▶ _Work to complete_
Search the listing for the string "Perform" and copy every line that contains it.

▶ _Data in this exercise_
# # # # # # #

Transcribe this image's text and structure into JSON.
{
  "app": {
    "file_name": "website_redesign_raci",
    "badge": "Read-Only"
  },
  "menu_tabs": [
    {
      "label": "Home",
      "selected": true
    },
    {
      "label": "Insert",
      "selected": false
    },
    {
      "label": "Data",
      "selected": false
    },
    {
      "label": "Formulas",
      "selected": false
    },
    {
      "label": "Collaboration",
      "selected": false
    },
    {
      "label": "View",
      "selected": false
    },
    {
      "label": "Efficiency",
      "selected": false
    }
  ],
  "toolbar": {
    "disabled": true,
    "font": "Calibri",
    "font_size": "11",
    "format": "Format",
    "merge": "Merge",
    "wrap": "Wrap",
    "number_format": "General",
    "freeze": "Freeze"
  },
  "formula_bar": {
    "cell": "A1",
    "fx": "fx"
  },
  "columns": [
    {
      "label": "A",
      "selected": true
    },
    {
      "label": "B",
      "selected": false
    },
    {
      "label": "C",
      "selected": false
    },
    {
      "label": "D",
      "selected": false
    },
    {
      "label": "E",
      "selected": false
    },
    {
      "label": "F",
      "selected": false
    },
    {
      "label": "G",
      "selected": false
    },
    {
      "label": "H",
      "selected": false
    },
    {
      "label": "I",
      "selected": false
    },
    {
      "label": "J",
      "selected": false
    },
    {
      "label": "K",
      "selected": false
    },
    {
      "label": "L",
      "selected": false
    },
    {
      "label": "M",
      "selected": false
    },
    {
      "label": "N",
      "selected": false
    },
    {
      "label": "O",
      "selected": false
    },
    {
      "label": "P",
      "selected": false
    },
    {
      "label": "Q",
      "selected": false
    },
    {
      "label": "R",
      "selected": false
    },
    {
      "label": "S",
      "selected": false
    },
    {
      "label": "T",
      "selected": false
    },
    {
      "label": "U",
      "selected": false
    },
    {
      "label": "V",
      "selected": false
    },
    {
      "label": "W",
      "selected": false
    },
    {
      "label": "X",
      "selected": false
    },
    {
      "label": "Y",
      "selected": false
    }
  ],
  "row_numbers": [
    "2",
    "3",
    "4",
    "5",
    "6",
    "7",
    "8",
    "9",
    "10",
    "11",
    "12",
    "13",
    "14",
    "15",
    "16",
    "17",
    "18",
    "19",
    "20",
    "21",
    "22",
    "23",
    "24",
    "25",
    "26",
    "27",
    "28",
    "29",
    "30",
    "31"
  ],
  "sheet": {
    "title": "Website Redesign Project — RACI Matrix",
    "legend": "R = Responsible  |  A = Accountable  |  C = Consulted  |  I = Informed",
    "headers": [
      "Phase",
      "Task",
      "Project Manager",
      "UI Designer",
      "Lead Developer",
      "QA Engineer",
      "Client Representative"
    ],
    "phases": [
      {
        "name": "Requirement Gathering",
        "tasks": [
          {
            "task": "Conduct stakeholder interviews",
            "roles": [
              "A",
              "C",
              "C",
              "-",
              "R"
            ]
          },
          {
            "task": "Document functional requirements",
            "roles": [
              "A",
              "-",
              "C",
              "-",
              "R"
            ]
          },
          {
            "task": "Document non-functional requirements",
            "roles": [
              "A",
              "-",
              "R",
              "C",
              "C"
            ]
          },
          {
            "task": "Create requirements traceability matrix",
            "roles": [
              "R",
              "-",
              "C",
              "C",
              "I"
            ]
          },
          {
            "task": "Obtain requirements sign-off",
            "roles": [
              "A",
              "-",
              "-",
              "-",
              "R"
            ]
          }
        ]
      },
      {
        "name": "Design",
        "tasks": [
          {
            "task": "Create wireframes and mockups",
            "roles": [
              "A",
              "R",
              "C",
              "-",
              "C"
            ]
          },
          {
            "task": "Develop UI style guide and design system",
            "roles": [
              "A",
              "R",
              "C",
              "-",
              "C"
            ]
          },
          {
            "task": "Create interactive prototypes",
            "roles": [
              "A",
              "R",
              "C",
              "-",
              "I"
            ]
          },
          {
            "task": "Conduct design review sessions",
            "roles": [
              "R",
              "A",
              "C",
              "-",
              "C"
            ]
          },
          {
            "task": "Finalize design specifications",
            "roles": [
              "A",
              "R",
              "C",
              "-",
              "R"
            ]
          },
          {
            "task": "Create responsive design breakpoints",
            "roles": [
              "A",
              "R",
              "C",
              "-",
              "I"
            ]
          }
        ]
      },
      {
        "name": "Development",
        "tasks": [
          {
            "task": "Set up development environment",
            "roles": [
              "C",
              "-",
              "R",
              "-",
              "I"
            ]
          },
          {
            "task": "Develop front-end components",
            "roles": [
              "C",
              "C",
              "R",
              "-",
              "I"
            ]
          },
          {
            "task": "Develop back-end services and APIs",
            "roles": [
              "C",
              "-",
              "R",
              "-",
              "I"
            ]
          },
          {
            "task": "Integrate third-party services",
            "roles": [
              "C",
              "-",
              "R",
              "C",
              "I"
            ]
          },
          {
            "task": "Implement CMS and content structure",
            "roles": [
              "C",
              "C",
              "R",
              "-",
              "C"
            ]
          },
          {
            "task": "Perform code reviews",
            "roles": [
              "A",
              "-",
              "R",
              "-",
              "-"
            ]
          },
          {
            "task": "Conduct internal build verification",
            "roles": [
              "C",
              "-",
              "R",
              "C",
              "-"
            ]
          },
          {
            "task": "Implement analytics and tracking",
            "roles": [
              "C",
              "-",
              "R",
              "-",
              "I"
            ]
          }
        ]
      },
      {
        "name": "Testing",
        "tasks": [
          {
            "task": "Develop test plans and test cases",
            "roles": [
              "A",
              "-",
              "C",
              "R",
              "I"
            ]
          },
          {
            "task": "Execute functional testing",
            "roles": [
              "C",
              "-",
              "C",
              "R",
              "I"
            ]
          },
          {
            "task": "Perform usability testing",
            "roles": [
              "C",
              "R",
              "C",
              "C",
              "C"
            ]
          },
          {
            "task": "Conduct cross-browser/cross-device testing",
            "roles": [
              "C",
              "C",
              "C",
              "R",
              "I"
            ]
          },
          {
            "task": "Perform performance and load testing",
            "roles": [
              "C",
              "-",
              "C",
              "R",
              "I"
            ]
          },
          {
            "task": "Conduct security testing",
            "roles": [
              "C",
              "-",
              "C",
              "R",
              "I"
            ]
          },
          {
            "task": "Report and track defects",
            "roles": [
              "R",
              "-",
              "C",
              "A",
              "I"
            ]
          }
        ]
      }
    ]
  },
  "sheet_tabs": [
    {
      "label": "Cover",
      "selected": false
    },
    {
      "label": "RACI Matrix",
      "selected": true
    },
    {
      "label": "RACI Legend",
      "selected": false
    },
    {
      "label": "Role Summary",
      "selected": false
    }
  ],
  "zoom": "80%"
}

# # # # # # #

▶ _Answer_
            "task": "Perform code reviews",
            "task": "Perform usability testing",
            "task": "Perform performance and load testing",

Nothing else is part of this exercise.